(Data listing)
□ □ □ □

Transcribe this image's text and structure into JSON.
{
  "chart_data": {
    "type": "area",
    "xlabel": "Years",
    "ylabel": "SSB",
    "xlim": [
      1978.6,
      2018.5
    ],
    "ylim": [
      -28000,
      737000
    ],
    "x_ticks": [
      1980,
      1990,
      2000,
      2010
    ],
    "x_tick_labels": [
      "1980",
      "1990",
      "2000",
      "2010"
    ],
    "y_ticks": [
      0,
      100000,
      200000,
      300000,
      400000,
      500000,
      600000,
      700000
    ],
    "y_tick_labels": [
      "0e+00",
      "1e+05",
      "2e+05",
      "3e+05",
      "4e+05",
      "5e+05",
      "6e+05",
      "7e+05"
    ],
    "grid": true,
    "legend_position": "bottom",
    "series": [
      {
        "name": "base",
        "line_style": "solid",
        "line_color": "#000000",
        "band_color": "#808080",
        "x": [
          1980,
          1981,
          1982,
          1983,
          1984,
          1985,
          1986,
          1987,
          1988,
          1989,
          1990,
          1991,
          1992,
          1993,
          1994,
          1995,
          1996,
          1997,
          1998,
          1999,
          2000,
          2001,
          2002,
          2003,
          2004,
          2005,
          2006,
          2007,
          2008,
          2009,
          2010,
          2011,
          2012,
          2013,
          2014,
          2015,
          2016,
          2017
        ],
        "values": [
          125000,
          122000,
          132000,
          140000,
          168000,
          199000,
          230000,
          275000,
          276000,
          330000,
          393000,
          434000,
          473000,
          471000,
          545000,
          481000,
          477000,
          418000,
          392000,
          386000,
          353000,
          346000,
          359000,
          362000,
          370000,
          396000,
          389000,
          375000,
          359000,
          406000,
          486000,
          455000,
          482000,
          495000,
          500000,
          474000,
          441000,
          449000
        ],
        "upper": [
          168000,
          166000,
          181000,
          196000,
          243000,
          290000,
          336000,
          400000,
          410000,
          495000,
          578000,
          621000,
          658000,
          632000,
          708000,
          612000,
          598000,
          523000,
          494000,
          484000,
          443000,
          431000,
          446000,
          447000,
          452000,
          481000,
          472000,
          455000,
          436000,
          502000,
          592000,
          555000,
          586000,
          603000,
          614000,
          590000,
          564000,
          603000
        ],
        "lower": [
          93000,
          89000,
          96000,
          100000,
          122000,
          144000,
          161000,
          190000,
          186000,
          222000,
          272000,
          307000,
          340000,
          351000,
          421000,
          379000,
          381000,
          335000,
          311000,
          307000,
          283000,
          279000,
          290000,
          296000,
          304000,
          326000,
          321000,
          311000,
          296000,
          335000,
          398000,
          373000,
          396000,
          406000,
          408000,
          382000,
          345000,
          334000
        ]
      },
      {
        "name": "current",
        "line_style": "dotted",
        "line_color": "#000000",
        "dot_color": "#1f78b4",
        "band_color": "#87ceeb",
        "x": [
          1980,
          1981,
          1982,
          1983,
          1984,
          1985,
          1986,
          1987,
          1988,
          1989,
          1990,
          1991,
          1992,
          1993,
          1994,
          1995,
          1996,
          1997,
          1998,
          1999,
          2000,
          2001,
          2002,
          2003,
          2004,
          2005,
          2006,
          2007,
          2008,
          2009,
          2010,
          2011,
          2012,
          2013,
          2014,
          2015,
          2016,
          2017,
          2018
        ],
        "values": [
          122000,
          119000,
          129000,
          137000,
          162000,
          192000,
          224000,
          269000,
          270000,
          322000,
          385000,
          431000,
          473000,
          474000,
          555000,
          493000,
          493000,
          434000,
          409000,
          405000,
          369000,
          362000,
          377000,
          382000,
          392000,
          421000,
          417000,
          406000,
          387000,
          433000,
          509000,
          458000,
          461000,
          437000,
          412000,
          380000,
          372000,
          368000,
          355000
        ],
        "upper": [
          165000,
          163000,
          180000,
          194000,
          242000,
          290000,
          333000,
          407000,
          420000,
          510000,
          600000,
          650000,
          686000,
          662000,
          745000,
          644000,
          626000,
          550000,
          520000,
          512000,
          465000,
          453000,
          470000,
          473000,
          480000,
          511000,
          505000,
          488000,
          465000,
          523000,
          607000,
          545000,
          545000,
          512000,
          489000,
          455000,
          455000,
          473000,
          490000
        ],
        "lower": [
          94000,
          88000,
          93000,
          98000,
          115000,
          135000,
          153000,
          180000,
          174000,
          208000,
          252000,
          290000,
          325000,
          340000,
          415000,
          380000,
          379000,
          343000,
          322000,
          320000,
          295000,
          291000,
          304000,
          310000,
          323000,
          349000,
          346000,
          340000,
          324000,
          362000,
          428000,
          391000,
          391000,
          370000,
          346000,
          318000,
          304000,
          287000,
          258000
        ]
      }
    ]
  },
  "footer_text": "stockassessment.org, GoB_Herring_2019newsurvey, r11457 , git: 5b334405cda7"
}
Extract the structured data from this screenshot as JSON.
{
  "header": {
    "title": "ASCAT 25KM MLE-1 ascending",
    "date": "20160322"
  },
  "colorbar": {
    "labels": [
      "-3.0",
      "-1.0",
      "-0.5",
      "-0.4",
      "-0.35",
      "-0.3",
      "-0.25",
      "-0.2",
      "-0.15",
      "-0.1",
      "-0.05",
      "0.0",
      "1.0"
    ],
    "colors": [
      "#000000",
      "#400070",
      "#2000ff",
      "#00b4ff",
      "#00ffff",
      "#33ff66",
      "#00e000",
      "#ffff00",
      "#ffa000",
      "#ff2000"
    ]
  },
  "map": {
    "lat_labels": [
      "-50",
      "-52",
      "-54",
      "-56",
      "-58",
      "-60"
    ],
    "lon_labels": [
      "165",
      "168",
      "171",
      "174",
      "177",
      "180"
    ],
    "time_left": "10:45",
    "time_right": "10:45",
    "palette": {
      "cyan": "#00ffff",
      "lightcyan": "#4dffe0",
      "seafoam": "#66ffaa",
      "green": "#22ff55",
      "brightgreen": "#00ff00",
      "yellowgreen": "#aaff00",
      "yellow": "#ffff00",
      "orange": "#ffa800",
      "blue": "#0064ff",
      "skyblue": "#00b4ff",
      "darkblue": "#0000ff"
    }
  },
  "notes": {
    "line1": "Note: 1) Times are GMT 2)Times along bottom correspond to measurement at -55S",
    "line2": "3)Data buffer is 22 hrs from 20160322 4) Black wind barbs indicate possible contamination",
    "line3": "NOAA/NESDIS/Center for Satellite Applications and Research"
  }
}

□ □ □ □

**The exercise:** Repeat the records above exactly, from the first line to the last.

**Full answer:**
Transcribe this image's text and structure into JSON.
{
  "chart_data": {
    "type": "area",
    "xlabel": "Years",
    "ylabel": "SSB",
    "xlim": [
      1978.6,
      2018.5
    ],
    "ylim": [
      -28000,
      737000
    ],
    "x_ticks": [
      1980,
      1990,
      2000,
      2010
    ],
    "x_tick_labels": [
      "1980",
      "1990",
      "2000",
      "2010"
    ],
    "y_ticks": [
      0,
      100000,
      200000,
      300000,
      400000,
      500000,
      600000,
      700000
    ],
    "y_tick_labels": [
      "0e+00",
      "1e+05",
      "2e+05",
      "3e+05",
      "4e+05",
      "5e+05",
      "6e+05",
      "7e+05"
    ],
    "grid": true,
    "legend_position": "bottom",
    "series": [
      {
        "name": "base",
        "line_style": "solid",
        "line_color": "#000000",
        "band_color": "#808080",
        "x": [
          1980,
          1981,
          1982,
          1983,
          1984,
          1985,
          1986,
          1987,
          1988,
          1989,
          1990,
          1991,
          1992,
          1993,
          1994,
          1995,
          1996,
          1997,
          1998,
          1999,
          2000,
          2001,
          2002,
          2003,
          2004,
          2005,
          2006,
          2007,
          2008,
          2009,
          2010,
          2011,
          2012,
          2013,
          2014,
          2015,
          2016,
          2017
        ],
        "values": [
          125000,
          122000,
          132000,
          140000,
          168000,
          199000,
          230000,
          275000,
          276000,
          330000,
          393000,
          434000,
          473000,
          471000,
          545000,
          481000,
          477000,
          418000,
          392000,
          386000,
          353000,
          346000,
          359000,
          362000,
          370000,
          396000,
          389000,
          375000,
          359000,
          406000,
          486000,
          455000,
          482000,
          495000,
          500000,
          474000,
          441000,
          449000
        ],
        "upper": [
          168000,
          166000,
          181000,
          196000,
          243000,
          290000,
          336000,
          400000,
          410000,
          495000,
          578000,
          621000,
          658000,
          632000,
          708000,
          612000,
          598000,
          523000,
          494000,
          484000,
          443000,
          431000,
          446000,
          447000,
          452000,
          481000,
          472000,
          455000,
          436000,
          502000,
          592000,
          555000,
          586000,
          603000,
          614000,
          590000,
          564000,
          603000
        ],
        "lower": [
          93000,
          89000,
          96000,
          100000,
          122000,
          144000,
          161000,
          190000,
          186000,
          222000,
          272000,
          307000,
          340000,
          351000,
          421000,
          379000,
          381000,
          335000,
          311000,
          307000,
          283000,
          279000,
          290000,
          296000,
          304000,
          326000,
          321000,
          311000,
          296000,
          335000,
          398000,
          373000,
          396000,
          406000,
          408000,
          382000,
          345000,
          334000
        ]
      },
      {
        "name": "current",
        "line_style": "dotted",
        "line_color": "#000000",
        "dot_color": "#1f78b4",
        "band_color": "#87ceeb",
        "x": [
          1980,
          1981,
          1982,
          1983,
          1984,
          1985,
          1986,
          1987,
          1988,
          1989,
          1990,
          1991,
          1992,
          1993,
          1994,
          1995,
          1996,
          1997,
          1998,
          1999,
          2000,
          2001,
          2002,
          2003,
          2004,
          2005,
          2006,
          2007,
          2008,
          2009,
          2010,
          2011,
          2012,
          2013,
          2014,
          2015,
          2016,
          2017,
          2018
        ],
        "values": [
          122000,
          119000,
          129000,
          137000,
          162000,
          192000,
          224000,
          269000,
          270000,
          322000,
          385000,
          431000,
          473000,
          474000,
          555000,
          493000,
          493000,
          434000,
          409000,
          405000,
          369000,
          362000,
          377000,
          382000,
          392000,
          421000,
          417000,
          406000,
          387000,
          433000,
          509000,
          458000,
          461000,
          437000,
          412000,
          380000,
          372000,
          368000,
          355000
        ],
        "upper": [
          165000,
          163000,
          180000,
          194000,
          242000,
          290000,
          333000,
          407000,
          420000,
          510000,
          600000,
          650000,
          686000,
          662000,
          745000,
          644000,
          626000,
          550000,
          520000,
          512000,
          465000,
          453000,
          470000,
          473000,
          480000,
          511000,
          505000,
          488000,
          465000,
          523000,
          607000,
          545000,
          545000,
          512000,
          489000,
          455000,
          455000,
          473000,
          490000
        ],
        "lower": [
          94000,
          88000,
          93000,
          98000,
          115000,
          135000,
          153000,
          180000,
          174000,
          208000,
          252000,
          290000,
          325000,
          340000,
          415000,
          380000,
          379000,
          343000,
          322000,
          320000,
          295000,
          291000,
          304000,
          310000,
          323000,
          349000,
          346000,
          340000,
          324000,
          362000,
          428000,
          391000,
          391000,
          370000,
          346000,
          318000,
          304000,
          287000,
          258000
        ]
      }
    ]
  },
  "footer_text": "stockassessment.org, GoB_Herring_2019newsurvey, r11457 , git: 5b334405cda7"
}
Extract the structured data from this screenshot as JSON.
{
  "header": {
    "title": "ASCAT 25KM MLE-1 ascending",
    "date": "20160322"
  },
  "colorbar": {
    "labels": [
      "-3.0",
      "-1.0",
      "-0.5",
      "-0.4",
      "-0.35",
      "-0.3",
      "-0.25",
      "-0.2",
      "-0.15",
      "-0.1",
      "-0.05",
      "0.0",
      "1.0"
    ],
    "colors": [
      "#000000",
      "#400070",
      "#2000ff",
      "#00b4ff",
      "#00ffff",
      "#33ff66",
      "#00e000",
      "#ffff00",
      "#ffa000",
      "#ff2000"
    ]
  },
  "map": {
    "lat_labels": [
      "-50",
      "-52",
      "-54",
      "-56",
      "-58",
      "-60"
    ],
    "lon_labels": [
      "165",
      "168",
      "171",
      "174",
      "177",
      "180"
    ],
    "time_left": "10:45",
    "time_right": "10:45",
    "palette": {
      "cyan": "#00ffff",
      "lightcyan": "#4dffe0",
      "seafoam": "#66ffaa",
      "green": "#22ff55",
      "brightgreen": "#00ff00",
      "yellowgreen": "#aaff00",
      "yellow": "#ffff00",
      "orange": "#ffa800",
      "blue": "#0064ff",
      "skyblue": "#00b4ff",
      "darkblue": "#0000ff"
    }
  },
  "notes": {
    "line1": "Note: 1) Times are GMT 2)Times along bottom correspond to measurement at -55S",
    "line2": "3)Data buffer is 22 hrs from 20160322 4) Black wind barbs indicate possible contamination",
    "line3": "NOAA/NESDIS/Center for Satellite Applications and Research"
  }
}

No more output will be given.